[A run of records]

##########

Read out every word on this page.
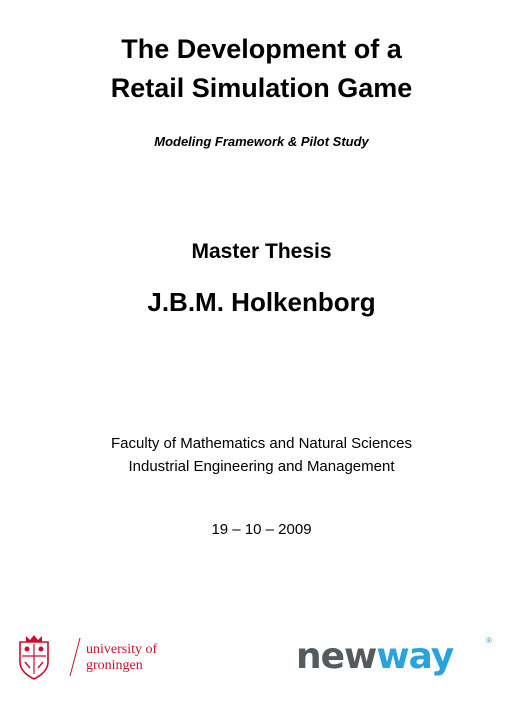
The Development of a
Retail Simulation Game
Modeling Framework & Pilot Study
Master Thesis
J.B.M. Holkenborg
Faculty of Mathematics and Natural Sciences
Industrial Engineering and Management
19 – 10 – 2009
university of
groningen	newway	®
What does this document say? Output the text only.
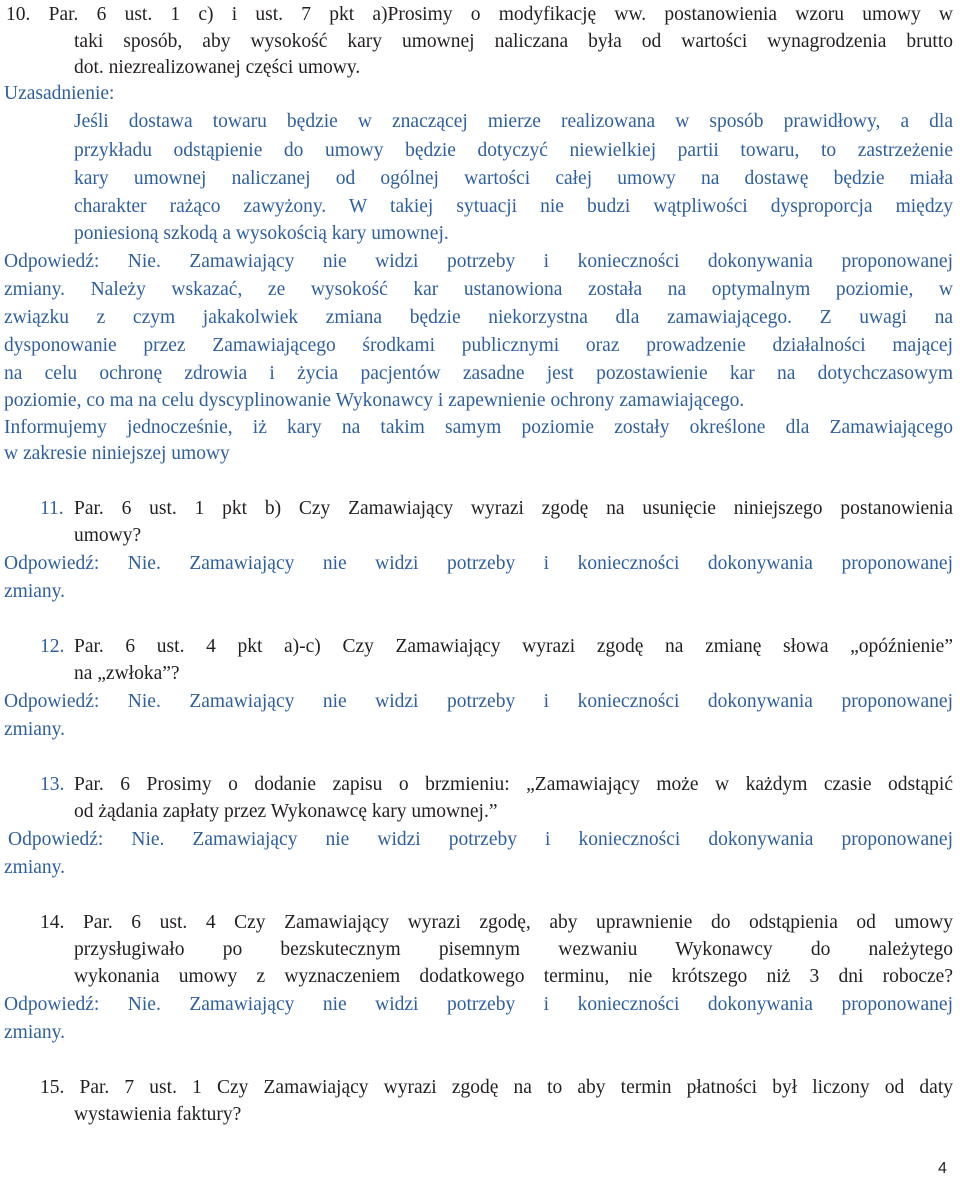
10. Par. 6 ust. 1 c) i ust. 7 pkt a)Prosimy o modyfikację ww. postanowienia wzoru umowy w
taki sposób, aby wysokość kary umownej naliczana była od wartości wynagrodzenia brutto
dot. niezrealizowanej części umowy.
Uzasadnienie:
Jeśli dostawa towaru będzie w znaczącej mierze realizowana w sposób prawidłowy, a dla
przykładu odstąpienie do umowy będzie dotyczyć niewielkiej partii towaru, to zastrzeżenie
kary umownej naliczanej od ogólnej wartości całej umowy na dostawę będzie miała
charakter rażąco zawyżony. W takiej sytuacji nie budzi wątpliwości dysproporcja między
poniesioną szkodą a wysokością kary umownej.
Odpowiedź: Nie. Zamawiający nie widzi potrzeby i konieczności dokonywania proponowanej
zmiany. Należy wskazać, ze wysokość kar ustanowiona została na optymalnym poziomie, w
związku z czym jakakolwiek zmiana będzie niekorzystna dla zamawiającego. Z uwagi na
dysponowanie przez Zamawiającego środkami publicznymi oraz prowadzenie działalności mającej
na celu ochronę zdrowia i życia pacjentów zasadne jest pozostawienie kar na dotychczasowym
poziomie, co ma na celu dyscyplinowanie Wykonawcy i zapewnienie ochrony zamawiającego.
Informujemy jednocześnie, iż kary na takim samym poziomie zostały określone dla Zamawiającego
w zakresie niniejszej umowy
11. Par. 6 ust. 1 pkt b) Czy Zamawiający wyrazi zgodę na usunięcie niniejszego postanowienia
umowy?
Odpowiedź: Nie. Zamawiający nie widzi potrzeby i konieczności dokonywania proponowanej
zmiany.
12. Par. 6 ust. 4 pkt a)-c) Czy Zamawiający wyrazi zgodę na zmianę słowa „opóźnienie”
na „zwłoka”?
Odpowiedź: Nie. Zamawiający nie widzi potrzeby i konieczności dokonywania proponowanej
zmiany.
13. Par. 6 Prosimy o dodanie zapisu o brzmieniu: „Zamawiający może w każdym czasie odstąpić
od żądania zapłaty przez Wykonawcę kary umownej.”
Odpowiedź: Nie. Zamawiający nie widzi potrzeby i konieczności dokonywania proponowanej
zmiany.
14. Par. 6 ust. 4 Czy Zamawiający wyrazi zgodę, aby uprawnienie do odstąpienia od umowy
przysługiwało po bezskutecznym pisemnym wezwaniu Wykonawcy do należytego
wykonania umowy z wyznaczeniem dodatkowego terminu, nie krótszego niż 3 dni robocze?
Odpowiedź: Nie. Zamawiający nie widzi potrzeby i konieczności dokonywania proponowanej
zmiany.
15. Par. 7 ust. 1 Czy Zamawiający wyrazi zgodę na to aby termin płatności był liczony od daty
wystawienia faktury?
4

##########

- [The task]:
Report how many lines in this data include the string "kary", and nothing else.

- [Exercise answer]:
5